══ SOURCE DATA

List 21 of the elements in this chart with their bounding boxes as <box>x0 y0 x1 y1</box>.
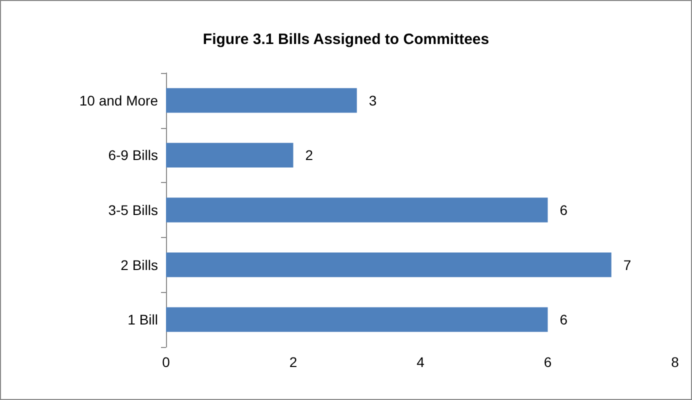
data-label: 6 <box>560 202 568 218</box>
data-label: 3 <box>368 92 377 108</box>
y-tick-label: 3-5 Bills <box>108 202 158 218</box>
bar <box>166 88 357 113</box>
x-tick-label: 0 <box>162 354 170 370</box>
data-label: 7 <box>623 256 632 273</box>
bar <box>166 142 294 168</box>
data-label: 2 <box>305 147 314 164</box>
bar <box>166 252 612 278</box>
bar <box>166 307 548 332</box>
x-tick-label: 4 <box>416 354 425 370</box>
x-tick-label: 8 <box>671 354 680 370</box>
x-tick-label: 6 <box>544 354 552 370</box>
bar <box>166 198 548 222</box>
y-tick-label: 6-9 Bills <box>108 147 158 164</box>
x-tick-label: 2 <box>289 354 298 370</box>
chart-title: Figure 3.1 Bills Assigned to Committees <box>202 31 490 48</box>
data-label: 6 <box>560 312 568 328</box>
y-tick-label: 1 Bill <box>128 312 158 328</box>
y-tick-label: 2 Bills <box>120 256 158 273</box>
y-tick-label: 10 and More <box>79 92 158 108</box>
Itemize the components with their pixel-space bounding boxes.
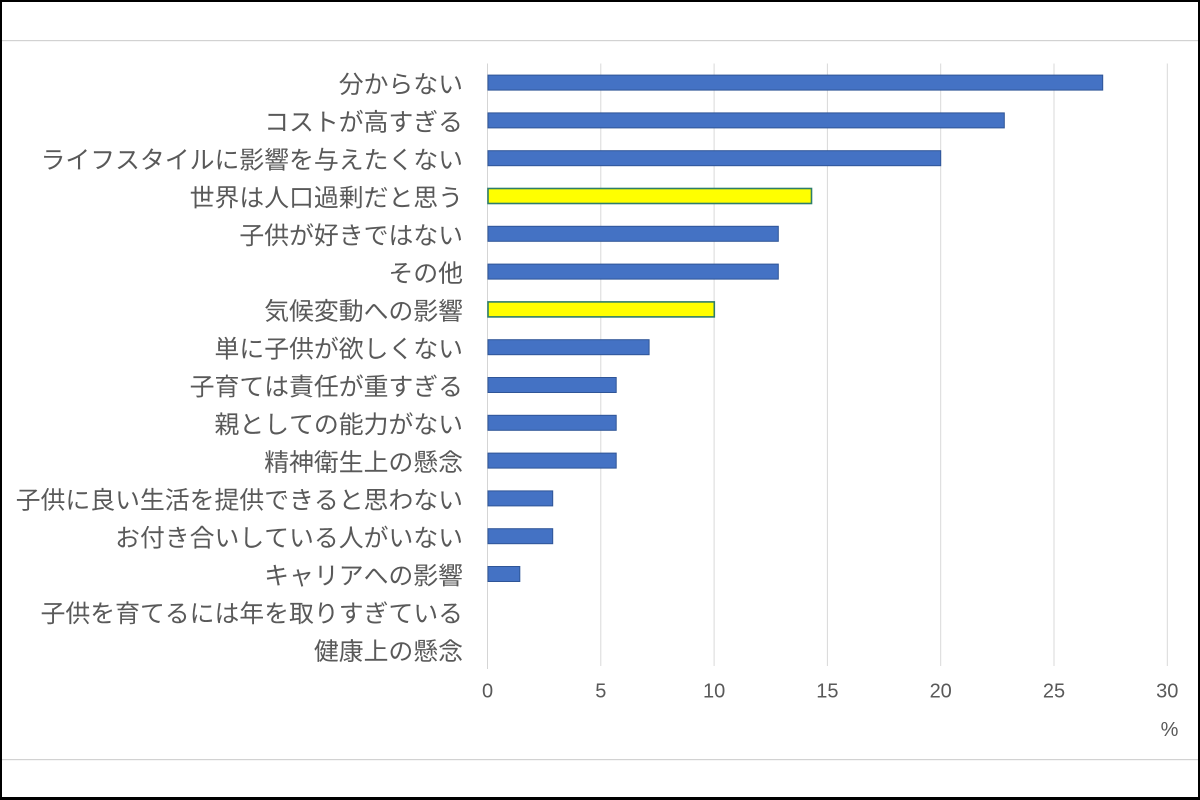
svg-text:30: 30: [1156, 681, 1178, 703]
svg-text:15: 15: [816, 681, 838, 703]
svg-text:10: 10: [703, 681, 725, 703]
svg-text:%: %: [1161, 719, 1179, 741]
svg-text:20: 20: [930, 681, 952, 703]
svg-text:0: 0: [482, 681, 493, 703]
svg-text:5: 5: [595, 681, 606, 703]
svg-text:25: 25: [1043, 681, 1065, 703]
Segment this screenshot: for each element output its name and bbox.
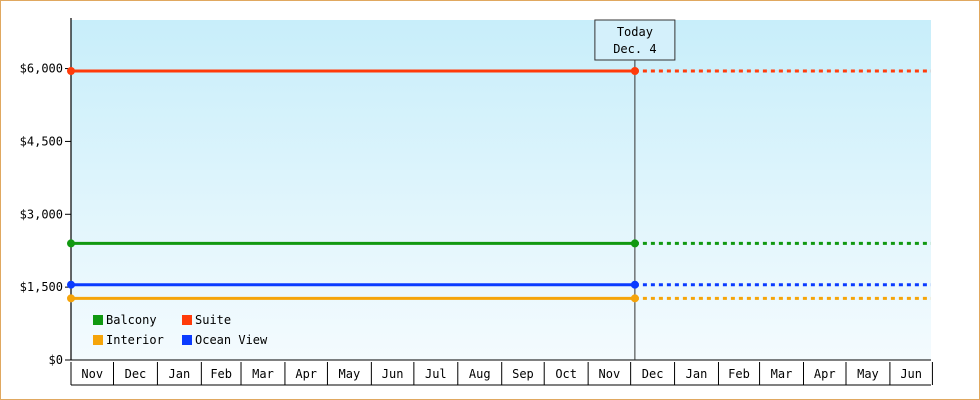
data-point-ocean-view xyxy=(67,280,75,289)
legend-label-suite: Suite xyxy=(195,313,231,327)
x-tick-label: May xyxy=(339,367,361,381)
x-tick-label: Dec xyxy=(125,367,147,381)
x-tick-label: Nov xyxy=(599,367,621,381)
legend-swatch-interior xyxy=(93,335,103,345)
legend-swatch-ocean-view xyxy=(182,335,192,345)
data-point-balcony xyxy=(630,239,639,248)
data-point-ocean-view xyxy=(630,280,639,289)
plot-area xyxy=(71,20,931,360)
x-tick-label: Aug xyxy=(469,367,491,381)
x-tick-label: Jul xyxy=(425,367,447,381)
x-tick-label: Mar xyxy=(252,367,274,381)
y-tick-label: $6,000 xyxy=(20,62,63,76)
y-tick-label: $0 xyxy=(49,353,63,367)
legend-label-ocean-view: Ocean View xyxy=(195,333,268,347)
x-tick-label: Apr xyxy=(295,367,317,381)
x-tick-label: May xyxy=(857,367,879,381)
x-tick-label: Apr xyxy=(814,367,836,381)
x-tick-label: Feb xyxy=(210,367,232,381)
x-tick-label: Sep xyxy=(512,367,534,381)
y-tick-label: $4,500 xyxy=(20,134,63,148)
x-tick-label: Mar xyxy=(771,367,793,381)
data-point-suite xyxy=(630,67,639,75)
y-tick-label: $1,500 xyxy=(20,280,63,294)
legend-swatch-suite xyxy=(182,315,192,325)
today-date: Dec. 4 xyxy=(613,42,656,56)
x-tick-label: Oct xyxy=(555,367,577,381)
x-tick-label: Feb xyxy=(728,367,750,381)
x-tick-label: Jun xyxy=(382,367,404,381)
data-point-suite xyxy=(67,67,75,75)
y-tick-label: $3,000 xyxy=(20,207,63,221)
today-box xyxy=(594,19,676,61)
x-tick-label: Dec xyxy=(642,367,664,381)
legend-swatch-balcony xyxy=(93,315,103,325)
legend-label-balcony: Balcony xyxy=(106,313,157,327)
legend-label-interior: Interior xyxy=(106,333,164,347)
data-point-balcony xyxy=(67,239,75,248)
data-point-interior xyxy=(67,294,75,303)
today-label: Today xyxy=(617,25,653,39)
x-tick-label: Jun xyxy=(900,367,922,381)
x-tick-label: Jan xyxy=(169,367,191,381)
data-point-interior xyxy=(630,294,639,303)
x-tick-label: Jan xyxy=(686,367,708,381)
x-tick-label: Nov xyxy=(81,367,103,381)
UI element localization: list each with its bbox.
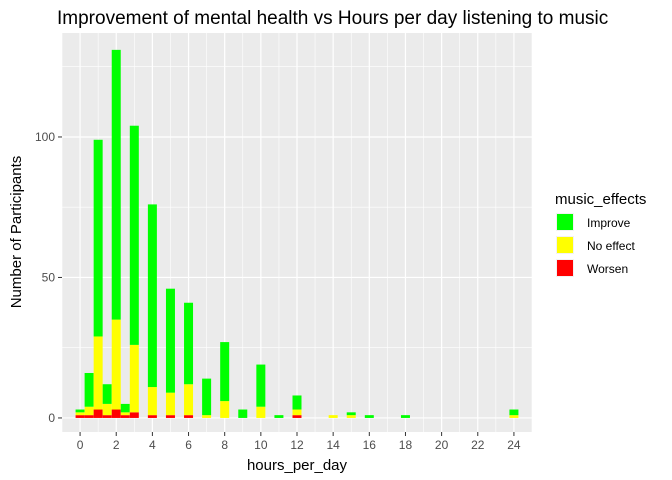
bars bbox=[75, 49, 519, 418]
bar-no-effect bbox=[147, 387, 157, 416]
bar-worsen bbox=[111, 409, 121, 418]
bar-no-effect bbox=[129, 344, 139, 413]
bar-worsen bbox=[120, 415, 130, 418]
bar-no-effect bbox=[346, 415, 356, 418]
bar-improve bbox=[364, 415, 374, 418]
legend-swatch bbox=[557, 260, 573, 276]
chart-title: Improvement of mental health vs Hours pe… bbox=[57, 8, 608, 29]
x-axis: 0 2 4 6 8 10 12 14 16 18 20 22 24 bbox=[77, 432, 521, 452]
legend-swatch bbox=[557, 237, 573, 253]
bar-no-effect bbox=[202, 415, 212, 418]
bar-no-effect bbox=[165, 392, 175, 416]
x-tick-label: 18 bbox=[399, 438, 413, 452]
x-tick-label: 4 bbox=[149, 438, 156, 452]
x-tick-label: 20 bbox=[435, 438, 449, 452]
bar-worsen bbox=[147, 415, 157, 418]
x-axis-title: hours_per_day bbox=[247, 457, 348, 474]
bar-improve bbox=[165, 288, 175, 393]
bar-worsen bbox=[129, 412, 139, 418]
bar-worsen bbox=[165, 415, 175, 418]
bar-improve bbox=[102, 384, 112, 404]
bar-improve bbox=[93, 139, 103, 337]
x-tick-label: 2 bbox=[113, 438, 120, 452]
bar-worsen bbox=[93, 409, 103, 418]
x-tick-label: 22 bbox=[471, 438, 485, 452]
bar-improve bbox=[202, 378, 212, 416]
bar-improve bbox=[292, 395, 302, 410]
bar-no-effect bbox=[102, 403, 112, 416]
bar-improve bbox=[184, 302, 194, 385]
bar-no-effect bbox=[184, 384, 194, 416]
x-tick-label: 16 bbox=[363, 438, 377, 452]
bar-no-effect bbox=[111, 319, 121, 410]
y-tick-label: 50 bbox=[42, 270, 56, 284]
bar-no-effect bbox=[292, 409, 302, 416]
bar-worsen bbox=[102, 415, 112, 418]
bar-improve bbox=[274, 415, 284, 418]
bar-worsen bbox=[292, 415, 302, 418]
legend-label: Worsen bbox=[587, 262, 628, 276]
x-tick-label: 6 bbox=[185, 438, 192, 452]
bar-no-effect bbox=[120, 412, 130, 416]
y-axis: 0 50 100 bbox=[35, 130, 62, 425]
bar-no-effect bbox=[84, 406, 94, 416]
bar-improve bbox=[220, 342, 230, 402]
bar-improve bbox=[346, 412, 356, 416]
y-tick-label: 100 bbox=[35, 130, 55, 144]
bar-worsen bbox=[75, 415, 85, 418]
bar-no-effect bbox=[256, 406, 266, 418]
bar-improve bbox=[129, 125, 139, 345]
bar-no-effect bbox=[328, 415, 338, 418]
legend-label: No effect bbox=[587, 239, 635, 253]
bar-improve bbox=[256, 364, 266, 407]
legend-swatch bbox=[557, 214, 573, 230]
legend-label: Improve bbox=[587, 216, 631, 230]
legend-title: music_effects bbox=[555, 191, 646, 208]
bar-improve bbox=[111, 49, 121, 320]
bar-worsen bbox=[184, 415, 194, 418]
x-tick-label: 24 bbox=[507, 438, 521, 452]
x-tick-label: 12 bbox=[290, 438, 304, 452]
bar-no-effect bbox=[509, 415, 519, 418]
y-axis-title: Number of Participants bbox=[8, 156, 25, 309]
bar-improve bbox=[400, 415, 410, 418]
bar-no-effect bbox=[75, 412, 85, 416]
bar-improve bbox=[238, 409, 248, 418]
bar-improve bbox=[120, 403, 130, 413]
bar-improve bbox=[84, 372, 94, 407]
y-tick-label: 0 bbox=[48, 411, 55, 425]
x-tick-label: 8 bbox=[221, 438, 228, 452]
bar-improve bbox=[75, 409, 85, 413]
x-tick-label: 10 bbox=[254, 438, 268, 452]
bar-improve bbox=[509, 409, 519, 416]
x-tick-label: 0 bbox=[77, 438, 84, 452]
x-tick-label: 14 bbox=[326, 438, 340, 452]
bar-no-effect bbox=[93, 336, 103, 410]
bar-worsen bbox=[84, 415, 94, 418]
legend: music_effects Improve No effect Worsen bbox=[555, 191, 646, 277]
bar-improve bbox=[147, 204, 157, 388]
bar-no-effect bbox=[220, 401, 230, 418]
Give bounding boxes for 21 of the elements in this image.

════

● TASK PROMPT:
Count the lines in the layout records above that contain the string "swatch", and reply with the number alone.

● WRITTEN SOLUTION:
7